- [What to produce]:
Gather the lines that hold the string "একদফ".

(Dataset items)
┄┄┄┄┄┄┄┄┄┄┄┄┄┄┄┄┄┄┄┄
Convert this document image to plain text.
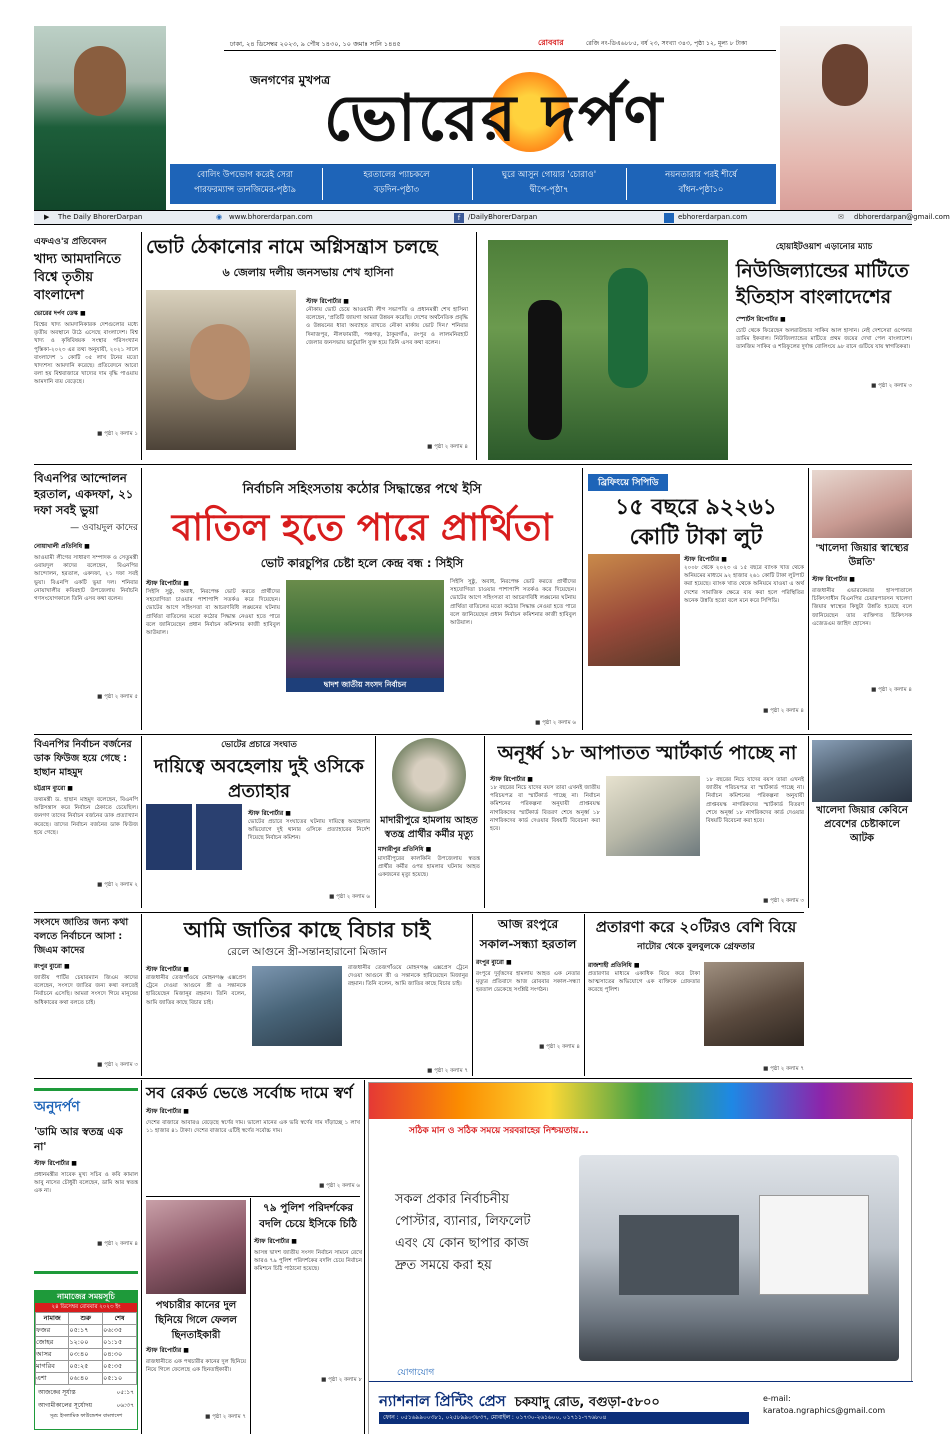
ঢাকা, ২৪ ডিসেম্বর ২০২৩, ৯ পৌষ ১৪৩০, ১০ জমাঃ সানি ১৪৪৫	রোববার	রেজি নং-ডিএ৬৮৮৫, বর্ষ ২৩, সংখ্যা ৩৪৩, পৃষ্ঠা ১২, মূল্য ৮ টাকা
জনগণের মুখপত্র
ভোরের দর্পণ
বোলিং উপভোগ করেই সেরা
পারফরম্যান্স তানজিমের-পৃষ্ঠা৯
হরতালের প্যাচকলে
বড়দিন-পৃষ্ঠা৩
ঘুরে আসুন গোয়ার 'চোরাও'
দ্বীপে-পৃষ্ঠা৭
নয়নতারার পরই শীর্ষে
বাঁধন-পৃষ্ঠা১০
▶ The Daily BhorerDarpan	◉ www.bhorerdarpan.com	f	/DailyBhorerDarpan	ebhorerdarpan.com	✉ dbhorerdarpan@gmail.com
এফএও'র প্রতিবেদন
খাদ্য আমদানিতে বিশ্বে তৃতীয় বাংলাদেশ
ভোরের দর্পণ ডেস্ক ■
বিশ্বের খাদ্য আমদানিকারক দেশগুলোর মধ্যে তৃতীয় অবস্থানে উঠে এসেছে বাংলাদেশ। বিশ্ব খাদ্য ও কৃষিবিষয়ক সংস্থার পরিসংখ্যান পুস্তিকা-২০২৩ এর তথ্য অনুযায়ী, ২০২১ সালে বাংলাদেশ ১ কোটি ৩৫ লাখ টনের মতো খাদ্যশস্য আমদানি করেছে। প্রতিবেদনে আরো বলা হয় বিশ্ববাজারে খাদ্যের দাম বৃদ্ধি পাওয়ায় আমদানি ব্যয় বেড়েছে।
■ পৃষ্ঠা ২ কলাম ১
ভোট ঠেকানোর নামে অগ্নিসন্ত্রাস চলছে
৬ জেলায় দলীয় জনসভায় শেখ হাসিনা
স্টাফ রিপোর্টার ■
নৌকায় ভোট চেয়ে আওয়ামী লীগ সভাপতি ও প্রধানমন্ত্রী শেখ হাসিনা বলেছেন, 'প্রতিটি জায়গা আমরা উন্নয়ন করেছি। দেশের অর্থনৈতিক প্রবৃদ্ধি ও উন্নয়নের ধারা অব্যাহত রাখতে নৌকা মার্কায় ভোট দিন।' শনিবার দিনাজপুর, নীলফামারী, পঞ্চগড়, ঠাকুরগাঁও, রংপুর ও লালমনিরহাট জেলার জনসভায় ভার্চুয়ালি যুক্ত হয়ে তিনি এসব কথা বলেন।
■ পৃষ্ঠা ২ কলাম ৪
হোয়াইটওয়াশ এড়ানোর ম্যাচ
নিউজিল্যান্ডের মাটিতে ইতিহাস বাংলাদেশের
স্পোর্টস রিপোর্টার ■
চোট থেকে ফিরেছেন অলরাউন্ডার সাকিব আল হাসান। নেই দেশসেরা ওপেনার তামিম ইকবাল। নিউজিল্যান্ডের মাটিতে প্রথম জয়ের দেখা পেল বাংলাদেশ। তানজিম সাকিব ও শরিফুলের দুর্দান্ত বোলিংয়ে ৯৮ রানে গুটিয়ে যায় স্বাগতিকরা।
■ পৃষ্ঠা ২ কলাম ৩
বিএনপির আন্দোলন হরতাল, একদফা, ২১ দফা সবই ভুয়া
— ওবায়দুল কাদের
নোয়াখালী প্রতিনিধি ■
আওয়ামী লীগের সাধারণ সম্পাদক ও সেতুমন্ত্রী ওবায়দুল কাদের বলেছেন, বিএনপির আন্দোলন, হরতাল, একদফা, ২১ দফা সবই ভুয়া। বিএনপি একটি ভুয়া দল। শনিবার নোয়াখালীর কবিরহাট উপজেলায় নির্বাচনি গণসংযোগকালে তিনি এসব কথা বলেন।
■ পৃষ্ঠা ২ কলাম ৫
নির্বাচনি সহিংসতায় কঠোর সিদ্ধান্তের পথে ইসি
বাতিল হতে পারে প্রার্থিতা
ভোট কারচুপির চেষ্টা হলে কেন্দ্র বন্ধ : সিইসি
স্টাফ রিপোর্টার ■
সিইসি সুষ্ঠু, অবাধ, নিরপেক্ষ ভোট করতে প্রার্থীদের সহযোগিতা চাওয়ার পাশাপাশি সতর্কও করে দিয়েছেন। ভোটের আগে সহিংসতা বা আচরণবিধি লঙ্ঘনের ঘটনায় প্রার্থিতা বাতিলের মতো কঠোর সিদ্ধান্ত নেওয়া হতে পারে বলে জানিয়েছেন প্রধান নির্বাচন কমিশনার কাজী হাবিবুল আউয়াল।
দ্বাদশ জাতীয় সংসদ নির্বাচন
সিইসি সুষ্ঠু, অবাধ, নিরপেক্ষ ভোট করতে প্রার্থীদের সহযোগিতা চাওয়ার পাশাপাশি সতর্কও করে দিয়েছেন। ভোটের আগে সহিংসতা বা আচরণবিধি লঙ্ঘনের ঘটনায় প্রার্থিতা বাতিলের মতো কঠোর সিদ্ধান্ত নেওয়া হতে পারে বলে জানিয়েছেন প্রধান নির্বাচন কমিশনার কাজী হাবিবুল আউয়াল।
■ পৃষ্ঠা ২ কলাম ৬
ব্রিফিংয়ে সিপিডি
১৫ বছরে ৯২২৬১ কোটি টাকা লুট
স্টাফ রিপোর্টার ■
২০০৮ থেকে ২০২৩ এ ১৫ বছরে ব্যাংক খাত থেকে অনিয়মের মাধ্যমে ৯২ হাজার ২৬১ কোটি টাকা লুটপাট করা হয়েছে। ব্যাংক খাত থেকে অনিয়মে যাওয়া এ অর্থ দেশের সামাজিক ক্ষেত্রে ব্যয় করা হলে পরিস্থিতির অনেক উন্নতি হতো বলে মনে করে সিপিডি।
■ পৃষ্ঠা ২ কলাম ৪
'খালেদা জিয়ার স্বাস্থ্যের উন্নতি'
স্টাফ রিপোর্টার ■
রাজধানীর এভারকেয়ার হাসপাতালে চিকিৎসাধীন বিএনপির চেয়ারপারসন খালেদা জিয়ার স্বাস্থ্যের কিছুটা উন্নতি হয়েছে বলে জানিয়েছেন তার ব্যক্তিগত চিকিৎসক এজেডএম জাহিদ হোসেন।
■ পৃষ্ঠা ২ কলাম ৪
বিএনপির নির্বাচন বর্জনের ডাক ফিউজ হয়ে গেছে : হাছান মাহমুদ
চট্টগ্রাম ব্যুরো ■
তথ্যমন্ত্রী ড. হাছান মাহমুদ বলেছেন, বিএনপি অগ্নিসন্ত্রাস করে নির্বাচন ঠেকাতে চেয়েছিল। জনগণ তাদের নির্বাচন বর্জনের ডাক প্রত্যাখ্যান করেছে। তাদের নির্বাচন বর্জনের ডাক ফিউজ হয়ে গেছে।
■ পৃষ্ঠা ২ কলাম ২
ভোটের প্রচারে সংঘাত
দায়িত্বে অবহেলায় দুই ওসিকে প্রত্যাহার
স্টাফ রিপোর্টার ■
ভোটের প্রচারে সংঘাতের ঘটনায় দায়িত্বে অবহেলার অভিযোগে দুই থানার ওসিকে প্রত্যাহারের নির্দেশ দিয়েছে নির্বাচন কমিশন।
■ পৃষ্ঠা ২ কলাম ৬
মাদারীপুরে হামলায় আহত স্বতন্ত্র প্রার্থীর কর্মীর মৃত্যু
মাদারীপুর প্রতিনিধি ■
মাদারীপুরের কালকিনি উপজেলায় স্বতন্ত্র প্রার্থীর কর্মীর ওপর হামলার ঘটনায় আহত একজনের মৃত্যু হয়েছে।
অনূর্ধ্ব ১৮ আপাতত স্মার্টকার্ড পাচ্ছে না
স্টাফ রিপোর্টার ■
১৮ বছরের নিচে যাদের বয়স তারা এখনই জাতীয় পরিচয়পত্র বা স্মার্টকার্ড পাচ্ছে না। নির্বাচন কমিশনের পরিকল্পনা অনুযায়ী প্রাপ্তবয়স্ক নাগরিকদের স্মার্টকার্ড বিতরণ শেষে অনূর্ধ্ব ১৮ নাগরিকদের কার্ড দেওয়ার বিষয়টি বিবেচনা করা হবে।
১৮ বছরের নিচে যাদের বয়স তারা এখনই জাতীয় পরিচয়পত্র বা স্মার্টকার্ড পাচ্ছে না। নির্বাচন কমিশনের পরিকল্পনা অনুযায়ী প্রাপ্তবয়স্ক নাগরিকদের স্মার্টকার্ড বিতরণ শেষে অনূর্ধ্ব ১৮ নাগরিকদের কার্ড দেওয়ার বিষয়টি বিবেচনা করা হবে।
■ পৃষ্ঠা ২ কলাম ৩
খালেদা জিয়ার কেবিনে প্রবেশের চেষ্টাকালে আটক
সংসদে জাতির জন্য কথা বলতে নির্বাচনে আসা : জিএম কাদের
রংপুর ব্যুরো ■
জাতীয় পার্টির চেয়ারম্যান জিএম কাদের বলেছেন, সংসদে জাতির জন্য কথা বলতেই নির্বাচনে এসেছি। আমরা সংসদে গিয়ে মানুষের অধিকারের কথা বলতে চাই।
■ পৃষ্ঠা ২ কলাম ৩
আমি জাতির কাছে বিচার চাই
রেলে আগুনে স্ত্রী-সন্তানহারানো মিজান
স্টাফ রিপোর্টার ■
রাজধানীর তেজগাঁওয়ে মোহনগঞ্জ এক্সপ্রেস ট্রেনে দেওয়া আগুনে স্ত্রী ও সন্তানকে হারিয়েছেন মিজানুর রহমান। তিনি বলেন, আমি জাতির কাছে বিচার চাই।
রাজধানীর তেজগাঁওয়ে মোহনগঞ্জ এক্সপ্রেস ট্রেনে দেওয়া আগুনে স্ত্রী ও সন্তানকে হারিয়েছেন মিজানুর রহমান। তিনি বলেন, আমি জাতির কাছে বিচার চাই।
■ পৃষ্ঠা ২ কলাম ৭
আজ রংপুরে
সকাল-সন্ধ্যা হরতাল
রংপুর ব্যুরো ■
রংপুরে দুর্বৃত্তদের হামলায় আহত এক নেতার মৃত্যুর প্রতিবাদে আজ রোববার সকাল-সন্ধ্যা হরতাল ডেকেছে সংশ্লিষ্ট সংগঠন।
■ পৃষ্ঠা ২ কলাম ৪
প্রতারণা করে ২০টিরও বেশি বিয়ে
নাটোর থেকে বুলবুলকে গ্রেফতার
রাজশাহী প্রতিনিধি ■
প্রতারণার মাধ্যমে একাধিক বিয়ে করে টাকা আত্মসাতের অভিযোগে এক ব্যক্তিকে গ্রেফতার করেছে পুলিশ।
■ পৃষ্ঠা ২ কলাম ৭
অনুদর্পণ
'ডামি আর স্বতন্ত্র এক না'
স্টাফ রিপোর্টার ■
প্রধানমন্ত্রীর সাবেক মুখ্য সচিব ও কবি কামাল আবু নাসের চৌধুরী বলেছেন, ডামি আর স্বতন্ত্র এক না।
■ পৃষ্ঠা ২ কলাম ৪
নামাজের সময়সূচি
২৪ ডিসেম্বর রোববার ২০২৩ ইং
নামাজ	শুরু	শেষ
ফজর	০৫:১৭	০৬:৩৫
জোহর	১২:০০	০১:১৫
আসর	০৩:৪০	০৪:৩০
মাগরিব	০৫:২৫	০৫:৩৫
এশা	০৬:৪০	০৫:১০
আজকের সূর্যাস্ত	০৫:১৭
আগামীকালের সূর্যোদয়	০৬:৩৭
সূত্র: ইসলামিক ফাউন্ডেশন বাংলাদেশ
সব রেকর্ড ভেঙে সর্বোচ্চ দামে স্বর্ণ
স্টাফ রিপোর্টার ■
দেশের বাজারে আবারও বেড়েছে স্বর্ণের দাম। ভালো মানের এক ভরি স্বর্ণের দাম দাঁড়াচ্ছে ১ লাখ ১১ হাজার ৪১ টাকা। দেশের বাজারে এটিই স্বর্ণের সর্বোচ্চ দাম।
■ পৃষ্ঠা ২ কলাম ৬
পথচারীর কানের দুল ছিনিয়ে গিলে ফেলল ছিনতাইকারী
স্টাফ রিপোর্টার ■
রাজধানীতে এক পথচারীর কানের দুল ছিনিয়ে নিয়ে গিলে ফেলেছে এক ছিনতাইকারী।
■ পৃষ্ঠা ২ কলাম ৭
৭৯ পুলিশ পরিদর্শকের বদলি চেয়ে ইসিকে চিঠি
স্টাফ রিপোর্টার ■
আসন্ন দ্বাদশ জাতীয় সংসদ নির্বাচন সামনে রেখে আরও ৭৯ পুলিশ পরিদর্শকের বদলি চেয়ে নির্বাচন কমিশনে চিঠি পাঠানো হয়েছে।
■ পৃষ্ঠা ২ কলাম ৮
সঠিক মান ও সঠিক সময়ে সরবরাহের নিশ্চয়তায়...
সকল প্রকার নির্বাচনীয়
পোস্টার, ব্যানার, লিফলেট
এবং যে কোন ছাপার কাজ
দ্রুত সময়ে করা হয়
যোগাযোগ
ন্যাশনাল প্রিন্টিং প্রেস চকযাদু রোড, বগুড়া-৫৮০০
ফোন : ০৫১৬৯৯০০৩৮১, ০২৫৮৯৯০৩৮৩৭, মোবাইল : ০১৭৩০-২৬১৬০০, ০১৭১১-৭৭৬৮০৪
e-mail:
karatoa.ngraphics@gmail.com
┄┄┄┄┄┄┄┄┄┄┄┄┄┄┄┄┄┄┄┄
- [Response to this exercise]:
বিএনপির আন্দোলন হরতাল, একদফা, ২১ দফা সবই ভুয়া
আওয়ামী লীগের সাধারণ সম্পাদক ও সেতুমন্ত্রী ওবায়দুল কাদের বলেছেন, বিএনপির আন্দোলন, হরতাল, একদফা, ২১ দফা সবই ভুয়া। বিএনপি একটি ভুয়া দল। শনিবার নোয়াখালীর কবিরহাট উপজেলায় নির্বাচনি গণসংযোগকালে তিনি এসব কথা বলেন।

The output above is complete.